• _DATA IN THIS EXERCISE_
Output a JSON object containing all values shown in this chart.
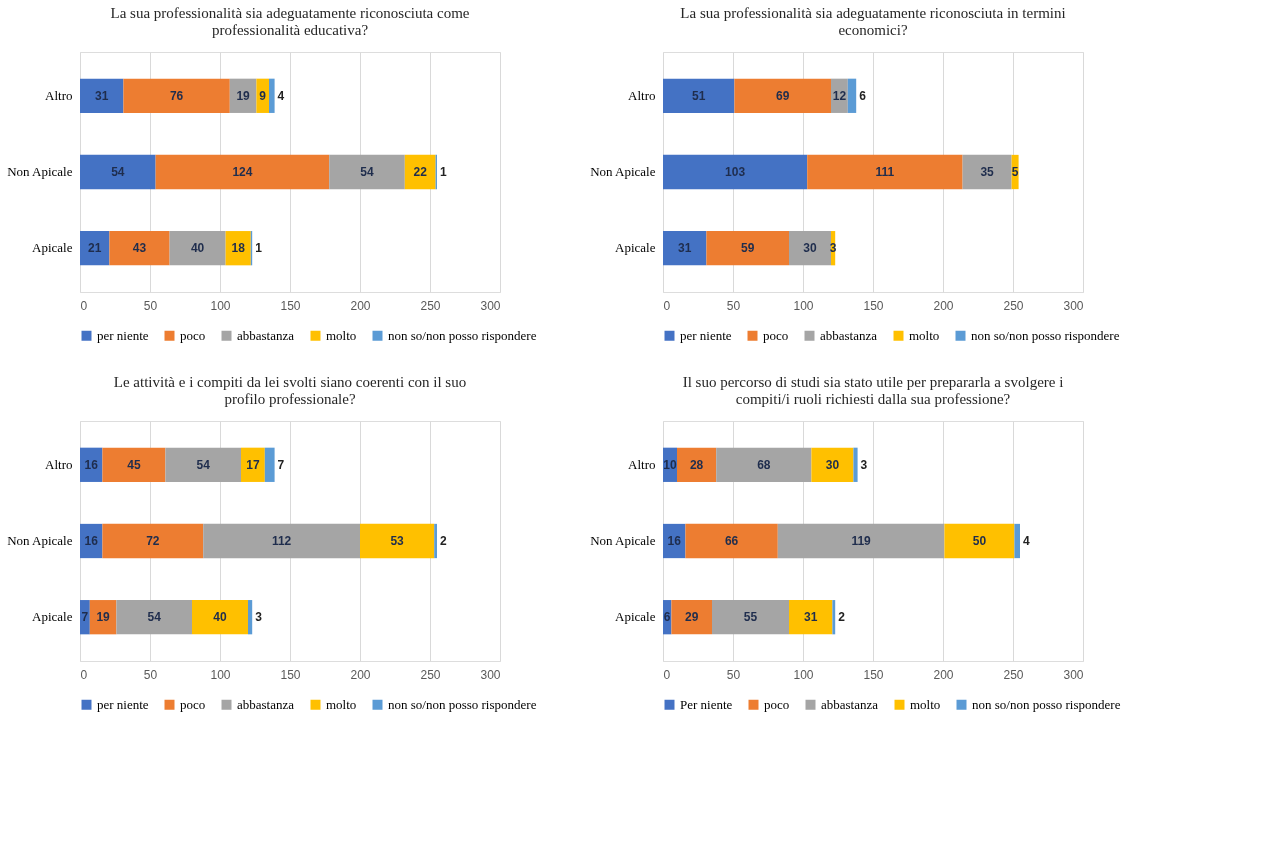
{
  "chart_data": [
    {
      "type": "bar",
      "orientation": "horizontal",
      "stacked": true,
      "title": "La sua professionalità sia adeguatamente riconosciuta come professionalità educativa?",
      "categories": [
        "Altro",
        "Non Apicale",
        "Apicale"
      ],
      "xlim": [
        0,
        300
      ],
      "xticks": [
        0,
        50,
        100,
        150,
        200,
        250,
        300
      ],
      "grid": "x",
      "legend": "bottom",
      "data_labels": true,
      "series": [
        {
          "name": "per niente",
          "color": "#4472c4",
          "values": [
            31,
            54,
            21
          ]
        },
        {
          "name": "poco",
          "color": "#ed7d31",
          "values": [
            76,
            124,
            43
          ]
        },
        {
          "name": "abbastanza",
          "color": "#a5a5a5",
          "values": [
            19,
            54,
            40
          ]
        },
        {
          "name": "molto",
          "color": "#ffc000",
          "values": [
            9,
            22,
            18
          ]
        },
        {
          "name": "non so/non posso rispondere",
          "color": "#5b9bd5",
          "values": [
            4,
            1,
            1
          ]
        }
      ]
    },
    {
      "type": "bar",
      "orientation": "horizontal",
      "stacked": true,
      "title": "La sua professionalità sia adeguatamente riconosciuta in termini economici?",
      "categories": [
        "Altro",
        "Non Apicale",
        "Apicale"
      ],
      "xlim": [
        0,
        300
      ],
      "xticks": [
        0,
        50,
        100,
        150,
        200,
        250,
        300
      ],
      "grid": "x",
      "legend": "bottom",
      "data_labels": true,
      "series": [
        {
          "name": "per niente",
          "color": "#4472c4",
          "values": [
            51,
            103,
            31
          ]
        },
        {
          "name": "poco",
          "color": "#ed7d31",
          "values": [
            69,
            111,
            59
          ]
        },
        {
          "name": "abbastanza",
          "color": "#a5a5a5",
          "values": [
            12,
            35,
            30
          ]
        },
        {
          "name": "molto",
          "color": "#ffc000",
          "values": [
            null,
            5,
            3
          ]
        },
        {
          "name": "non so/non posso rispondere",
          "color": "#5b9bd5",
          "values": [
            6,
            null,
            null
          ]
        }
      ]
    },
    {
      "type": "bar",
      "orientation": "horizontal",
      "stacked": true,
      "title": "Le attività e i compiti da lei svolti siano coerenti con il suo profilo professionale?",
      "categories": [
        "Altro",
        "Non Apicale",
        "Apicale"
      ],
      "xlim": [
        0,
        300
      ],
      "xticks": [
        0,
        50,
        100,
        150,
        200,
        250,
        300
      ],
      "grid": "x",
      "legend": "bottom",
      "data_labels": true,
      "series": [
        {
          "name": "per niente",
          "color": "#4472c4",
          "values": [
            16,
            16,
            7
          ]
        },
        {
          "name": "poco",
          "color": "#ed7d31",
          "values": [
            45,
            72,
            19
          ]
        },
        {
          "name": "abbastanza",
          "color": "#a5a5a5",
          "values": [
            54,
            112,
            54
          ]
        },
        {
          "name": "molto",
          "color": "#ffc000",
          "values": [
            17,
            53,
            40
          ]
        },
        {
          "name": "non so/non posso rispondere",
          "color": "#5b9bd5",
          "values": [
            7,
            2,
            3
          ]
        }
      ]
    },
    {
      "type": "bar",
      "orientation": "horizontal",
      "stacked": true,
      "title": "Il suo percorso di studi sia stato utile per prepararla a svolgere i compiti/i ruoli richiesti dalla sua professione?",
      "categories": [
        "Altro",
        "Non Apicale",
        "Apicale"
      ],
      "xlim": [
        0,
        300
      ],
      "xticks": [
        0,
        50,
        100,
        150,
        200,
        250,
        300
      ],
      "grid": "x",
      "legend": "bottom",
      "data_labels": true,
      "series": [
        {
          "name": "Per niente",
          "color": "#4472c4",
          "values": [
            10,
            16,
            6
          ]
        },
        {
          "name": "poco",
          "color": "#ed7d31",
          "values": [
            28,
            66,
            29
          ]
        },
        {
          "name": "abbastanza",
          "color": "#a5a5a5",
          "values": [
            68,
            119,
            55
          ]
        },
        {
          "name": "molto",
          "color": "#ffc000",
          "values": [
            30,
            50,
            31
          ]
        },
        {
          "name": "non so/non posso rispondere",
          "color": "#5b9bd5",
          "values": [
            3,
            4,
            2
          ]
        }
      ]
    }
  ]
}
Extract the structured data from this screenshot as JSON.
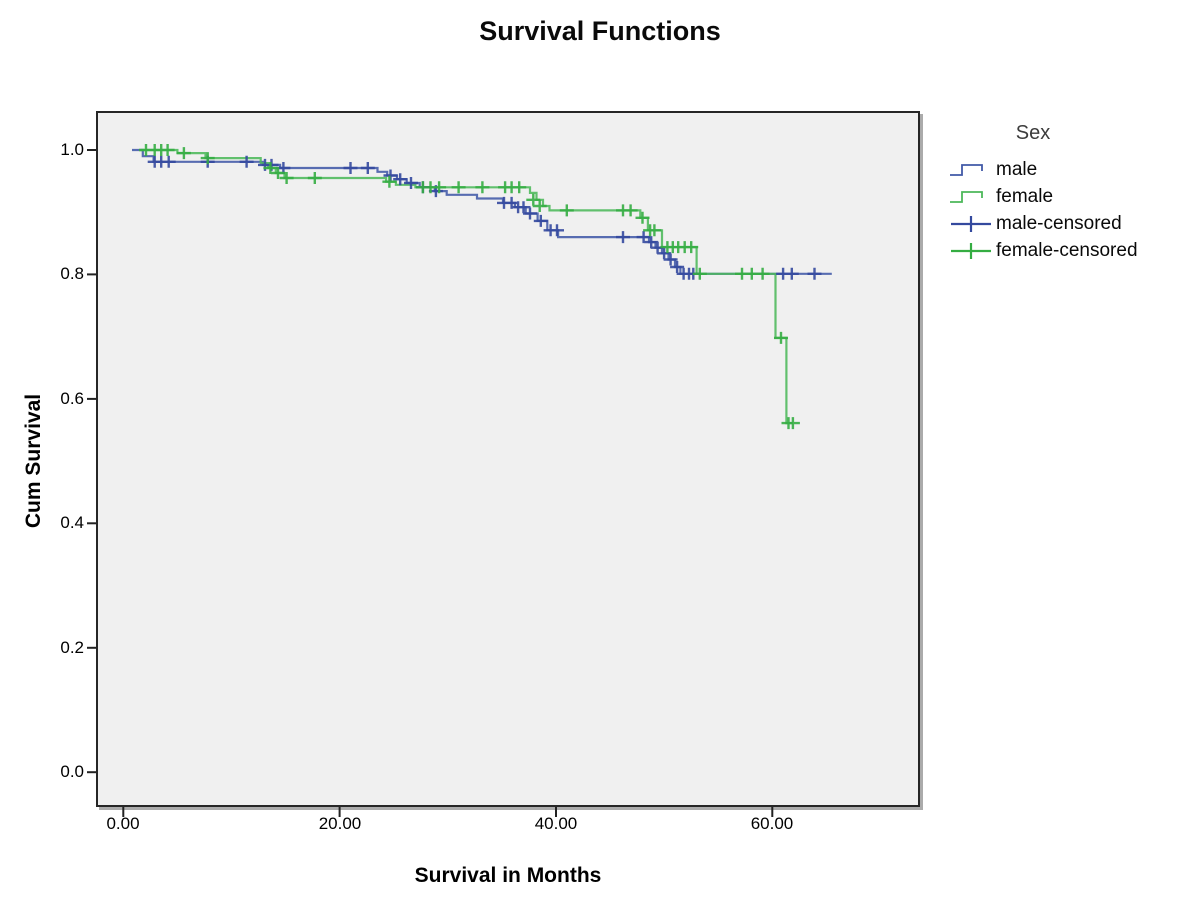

• _SET EXERCISE_
All the records above need to be given again word for word. Skip the pictures.

• _FINISHED TASK_
Output a JSON object containing all values shown in this chart.
{
  "chart_data": [
    {
      "type": "bar",
      "orientation": "horizontal",
      "stacked": true,
      "title": "La sua professionalità sia adeguatamente riconosciuta come professionalità educativa?",
      "categories": [
        "Altro",
        "Non Apicale",
        "Apicale"
      ],
      "xlim": [
        0,
        300
      ],
      "xticks": [
        0,
        50,
        100,
        150,
        200,
        250,
        300
      ],
      "grid": "x",
      "legend": "bottom",
      "data_labels": true,
      "series": [
        {
          "name": "per niente",
          "color": "#4472c4",
          "values": [
            31,
            54,
            21
          ]
        },
        {
          "name": "poco",
          "color": "#ed7d31",
          "values": [
            76,
            124,
            43
          ]
        },
        {
          "name": "abbastanza",
          "color": "#a5a5a5",
          "values": [
            19,
            54,
            40
          ]
        },
        {
          "name": "molto",
          "color": "#ffc000",
          "values": [
            9,
            22,
            18
          ]
        },
        {
          "name": "non so/non posso rispondere",
          "color": "#5b9bd5",
          "values": [
            4,
            1,
            1
          ]
        }
      ]
    },
    {
      "type": "bar",
      "orientation": "horizontal",
      "stacked": true,
      "title": "La sua professionalità sia adeguatamente riconosciuta in termini economici?",
      "categories": [
        "Altro",
        "Non Apicale",
        "Apicale"
      ],
      "xlim": [
        0,
        300
      ],
      "xticks": [
        0,
        50,
        100,
        150,
        200,
        250,
        300
      ],
      "grid": "x",
      "legend": "bottom",
      "data_labels": true,
      "series": [
        {
          "name": "per niente",
          "color": "#4472c4",
          "values": [
            51,
            103,
            31
          ]
        },
        {
          "name": "poco",
          "color": "#ed7d31",
          "values": [
            69,
            111,
            59
          ]
        },
        {
          "name": "abbastanza",
          "color": "#a5a5a5",
          "values": [
            12,
            35,
            30
          ]
        },
        {
          "name": "molto",
          "color": "#ffc000",
          "values": [
            null,
            5,
            3
          ]
        },
        {
          "name": "non so/non posso rispondere",
          "color": "#5b9bd5",
          "values": [
            6,
            null,
            null
          ]
        }
      ]
    },
    {
      "type": "bar",
      "orientation": "horizontal",
      "stacked": true,
      "title": "Le attività e i compiti da lei svolti siano coerenti con il suo profilo professionale?",
      "categories": [
        "Altro",
        "Non Apicale",
        "Apicale"
      ],
      "xlim": [
        0,
        300
      ],
      "xticks": [
        0,
        50,
        100,
        150,
        200,
        250,
        300
      ],
      "grid": "x",
      "legend": "bottom",
      "data_labels": true,
      "series": [
        {
          "name": "per niente",
          "color": "#4472c4",
          "values": [
            16,
            16,
            7
          ]
        },
        {
          "name": "poco",
          "color": "#ed7d31",
          "values": [
            45,
            72,
            19
          ]
        },
        {
          "name": "abbastanza",
          "color": "#a5a5a5",
          "values": [
            54,
            112,
            54
          ]
        },
        {
          "name": "molto",
          "color": "#ffc000",
          "values": [
            17,
            53,
            40
          ]
        },
        {
          "name": "non so/non posso rispondere",
          "color": "#5b9bd5",
          "values": [
            7,
            2,
            3
          ]
        }
      ]
    },
    {
      "type": "bar",
      "orientation": "horizontal",
      "stacked": true,
      "title": "Il suo percorso di studi sia stato utile per prepararla a svolgere i compiti/i ruoli richiesti dalla sua professione?",
      "categories": [
        "Altro",
        "Non Apicale",
        "Apicale"
      ],
      "xlim": [
        0,
        300
      ],
      "xticks": [
        0,
        50,
        100,
        150,
        200,
        250,
        300
      ],
      "grid": "x",
      "legend": "bottom",
      "data_labels": true,
      "series": [
        {
          "name": "Per niente",
          "color": "#4472c4",
          "values": [
            10,
            16,
            6
          ]
        },
        {
          "name": "poco",
          "color": "#ed7d31",
          "values": [
            28,
            66,
            29
          ]
        },
        {
          "name": "abbastanza",
          "color": "#a5a5a5",
          "values": [
            68,
            119,
            55
          ]
        },
        {
          "name": "molto",
          "color": "#ffc000",
          "values": [
            30,
            50,
            31
          ]
        },
        {
          "name": "non so/non posso rispondere",
          "color": "#5b9bd5",
          "values": [
            3,
            4,
            2
          ]
        }
      ]
    }
  ]
}
Extract the structured data from this screenshot as JSON.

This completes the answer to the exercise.